## Given information
+===+
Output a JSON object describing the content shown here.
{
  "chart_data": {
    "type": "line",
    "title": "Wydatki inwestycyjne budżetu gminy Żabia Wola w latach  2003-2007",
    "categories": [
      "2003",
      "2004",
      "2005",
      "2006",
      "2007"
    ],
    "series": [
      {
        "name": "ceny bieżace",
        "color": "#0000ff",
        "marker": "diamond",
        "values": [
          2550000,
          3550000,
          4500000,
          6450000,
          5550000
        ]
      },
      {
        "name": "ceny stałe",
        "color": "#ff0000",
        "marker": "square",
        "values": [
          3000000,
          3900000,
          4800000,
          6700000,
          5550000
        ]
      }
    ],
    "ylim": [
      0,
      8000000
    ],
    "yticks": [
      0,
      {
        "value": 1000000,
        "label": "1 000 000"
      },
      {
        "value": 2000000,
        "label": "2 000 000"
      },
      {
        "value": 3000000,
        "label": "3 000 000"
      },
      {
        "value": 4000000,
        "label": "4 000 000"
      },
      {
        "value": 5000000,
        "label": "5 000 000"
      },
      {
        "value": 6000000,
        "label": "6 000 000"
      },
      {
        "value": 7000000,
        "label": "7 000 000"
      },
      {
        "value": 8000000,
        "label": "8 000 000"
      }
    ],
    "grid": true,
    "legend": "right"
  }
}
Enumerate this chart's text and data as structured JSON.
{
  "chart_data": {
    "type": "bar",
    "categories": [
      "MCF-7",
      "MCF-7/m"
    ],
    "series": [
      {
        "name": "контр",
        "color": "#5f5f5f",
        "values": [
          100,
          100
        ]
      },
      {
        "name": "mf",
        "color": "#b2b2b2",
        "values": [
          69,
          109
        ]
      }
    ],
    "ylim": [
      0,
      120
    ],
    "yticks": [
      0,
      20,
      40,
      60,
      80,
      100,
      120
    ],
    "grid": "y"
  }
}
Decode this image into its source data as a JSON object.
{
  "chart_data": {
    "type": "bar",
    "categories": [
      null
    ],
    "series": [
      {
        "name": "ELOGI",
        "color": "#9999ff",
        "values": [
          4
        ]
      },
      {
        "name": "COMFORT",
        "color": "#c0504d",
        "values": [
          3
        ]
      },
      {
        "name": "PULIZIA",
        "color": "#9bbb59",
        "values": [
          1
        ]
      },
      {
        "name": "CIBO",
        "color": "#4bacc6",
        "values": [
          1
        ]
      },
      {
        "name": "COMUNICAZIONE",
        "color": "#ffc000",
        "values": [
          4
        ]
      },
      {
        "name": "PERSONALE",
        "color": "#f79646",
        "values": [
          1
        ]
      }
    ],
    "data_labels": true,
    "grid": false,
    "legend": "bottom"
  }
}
+===+
## What to work on
Return all of the data exactly as it reads.

## Solution for this problem
Output a JSON object describing the content shown here.
{
  "chart_data": {
    "type": "line",
    "title": "Wydatki inwestycyjne budżetu gminy Żabia Wola w latach  2003-2007",
    "categories": [
      "2003",
      "2004",
      "2005",
      "2006",
      "2007"
    ],
    "series": [
      {
        "name": "ceny bieżace",
        "color": "#0000ff",
        "marker": "diamond",
        "values": [
          2550000,
          3550000,
          4500000,
          6450000,
          5550000
        ]
      },
      {
        "name": "ceny stałe",
        "color": "#ff0000",
        "marker": "square",
        "values": [
          3000000,
          3900000,
          4800000,
          6700000,
          5550000
        ]
      }
    ],
    "ylim": [
      0,
      8000000
    ],
    "yticks": [
      0,
      {
        "value": 1000000,
        "label": "1 000 000"
      },
      {
        "value": 2000000,
        "label": "2 000 000"
      },
      {
        "value": 3000000,
        "label": "3 000 000"
      },
      {
        "value": 4000000,
        "label": "4 000 000"
      },
      {
        "value": 5000000,
        "label": "5 000 000"
      },
      {
        "value": 6000000,
        "label": "6 000 000"
      },
      {
        "value": 7000000,
        "label": "7 000 000"
      },
      {
        "value": 8000000,
        "label": "8 000 000"
      }
    ],
    "grid": true,
    "legend": "right"
  }
}
Enumerate this chart's text and data as structured JSON.
{
  "chart_data": {
    "type": "bar",
    "categories": [
      "MCF-7",
      "MCF-7/m"
    ],
    "series": [
      {
        "name": "контр",
        "color": "#5f5f5f",
        "values": [
          100,
          100
        ]
      },
      {
        "name": "mf",
        "color": "#b2b2b2",
        "values": [
          69,
          109
        ]
      }
    ],
    "ylim": [
      0,
      120
    ],
    "yticks": [
      0,
      20,
      40,
      60,
      80,
      100,
      120
    ],
    "grid": "y"
  }
}
Decode this image into its source data as a JSON object.
{
  "chart_data": {
    "type": "bar",
    "categories": [
      null
    ],
    "series": [
      {
        "name": "ELOGI",
        "color": "#9999ff",
        "values": [
          4
        ]
      },
      {
        "name": "COMFORT",
        "color": "#c0504d",
        "values": [
          3
        ]
      },
      {
        "name": "PULIZIA",
        "color": "#9bbb59",
        "values": [
          1
        ]
      },
      {
        "name": "CIBO",
        "color": "#4bacc6",
        "values": [
          1
        ]
      },
      {
        "name": "COMUNICAZIONE",
        "color": "#ffc000",
        "values": [
          4
        ]
      },
      {
        "name": "PERSONALE",
        "color": "#f79646",
        "values": [
          1
        ]
      }
    ],
    "data_labels": true,
    "grid": false,
    "legend": "bottom"
  }
}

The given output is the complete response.